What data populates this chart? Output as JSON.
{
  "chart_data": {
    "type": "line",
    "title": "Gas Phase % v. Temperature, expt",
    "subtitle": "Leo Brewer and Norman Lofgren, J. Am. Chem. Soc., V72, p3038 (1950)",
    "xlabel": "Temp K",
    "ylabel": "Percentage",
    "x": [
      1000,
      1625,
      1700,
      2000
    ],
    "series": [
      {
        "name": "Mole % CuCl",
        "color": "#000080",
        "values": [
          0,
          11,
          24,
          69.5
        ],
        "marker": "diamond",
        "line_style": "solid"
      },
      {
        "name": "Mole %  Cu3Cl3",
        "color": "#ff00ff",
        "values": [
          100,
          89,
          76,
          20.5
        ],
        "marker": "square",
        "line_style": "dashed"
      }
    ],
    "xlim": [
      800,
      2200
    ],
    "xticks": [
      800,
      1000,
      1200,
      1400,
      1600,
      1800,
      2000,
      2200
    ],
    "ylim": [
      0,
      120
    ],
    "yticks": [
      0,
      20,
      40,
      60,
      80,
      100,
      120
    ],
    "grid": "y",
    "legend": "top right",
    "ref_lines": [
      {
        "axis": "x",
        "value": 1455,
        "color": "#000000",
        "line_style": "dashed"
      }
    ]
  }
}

▸ TO DO: Take the data above and return it exactly.

▸ SOLUTION:
What data populates this chart? Output as JSON.
{
  "chart_data": {
    "type": "line",
    "title": "Gas Phase % v. Temperature, expt",
    "subtitle": "Leo Brewer and Norman Lofgren, J. Am. Chem. Soc., V72, p3038 (1950)",
    "xlabel": "Temp K",
    "ylabel": "Percentage",
    "x": [
      1000,
      1625,
      1700,
      2000
    ],
    "series": [
      {
        "name": "Mole % CuCl",
        "color": "#000080",
        "values": [
          0,
          11,
          24,
          69.5
        ],
        "marker": "diamond",
        "line_style": "solid"
      },
      {
        "name": "Mole %  Cu3Cl3",
        "color": "#ff00ff",
        "values": [
          100,
          89,
          76,
          20.5
        ],
        "marker": "square",
        "line_style": "dashed"
      }
    ],
    "xlim": [
      800,
      2200
    ],
    "xticks": [
      800,
      1000,
      1200,
      1400,
      1600,
      1800,
      2000,
      2200
    ],
    "ylim": [
      0,
      120
    ],
    "yticks": [
      0,
      20,
      40,
      60,
      80,
      100,
      120
    ],
    "grid": "y",
    "legend": "top right",
    "ref_lines": [
      {
        "axis": "x",
        "value": 1455,
        "color": "#000000",
        "line_style": "dashed"
      }
    ]
  }
}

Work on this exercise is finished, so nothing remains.